## Aim of the task
Copy the rows below word for word, leaving out the pictures.

## Records for this exercise
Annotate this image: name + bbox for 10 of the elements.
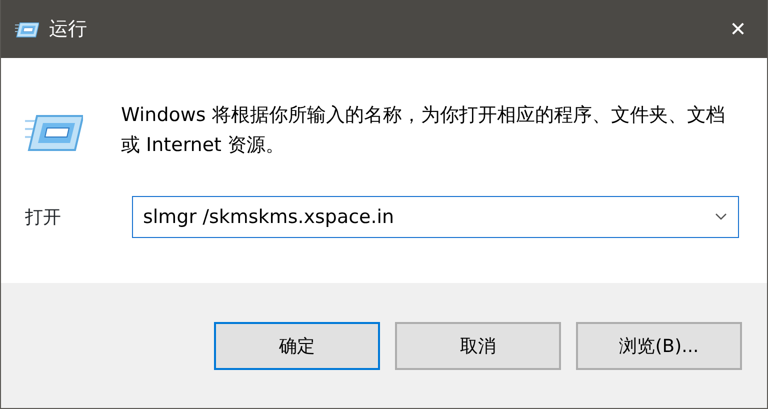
command-field[interactable]: slmgr /skmskms.xspace.in [132,196,739,238]
open-label: 打开 [25,206,62,230]
run-icon [15,20,39,38]
close-button[interactable]: ✕ [709,0,767,58]
window-title: 运行 [49,16,87,42]
dropdown-icon[interactable] [715,213,727,221]
dialog-button[interactable]: 取消 [395,322,561,370]
dialog-button[interactable]: 确定 [214,322,380,370]
dialog-button[interactable]: 浏览(B)... [576,322,742,370]
description-text: Windows 将根据你所输入的名称，为你打开相应的程序、文件夹、文档或 Internet 资源。 [121,103,726,158]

## Reply to the task
Annotate this image: name + bbox for 10 of the elements.
command-field[interactable]: slmgr /skmskms.xspace.in [132,196,739,238]
open-label: 打开 [25,206,62,230]
run-icon [15,20,39,38]
close-button[interactable]: ✕ [709,0,767,58]
window-title: 运行 [49,16,87,42]
dropdown-icon[interactable] [715,213,727,221]
dialog-button[interactable]: 取消 [395,322,561,370]
dialog-button[interactable]: 确定 [214,322,380,370]
dialog-button[interactable]: 浏览(B)... [576,322,742,370]
description-text: Windows 将根据你所输入的名称，为你打开相应的程序、文件夹、文档或 Internet 资源。 [121,103,726,158]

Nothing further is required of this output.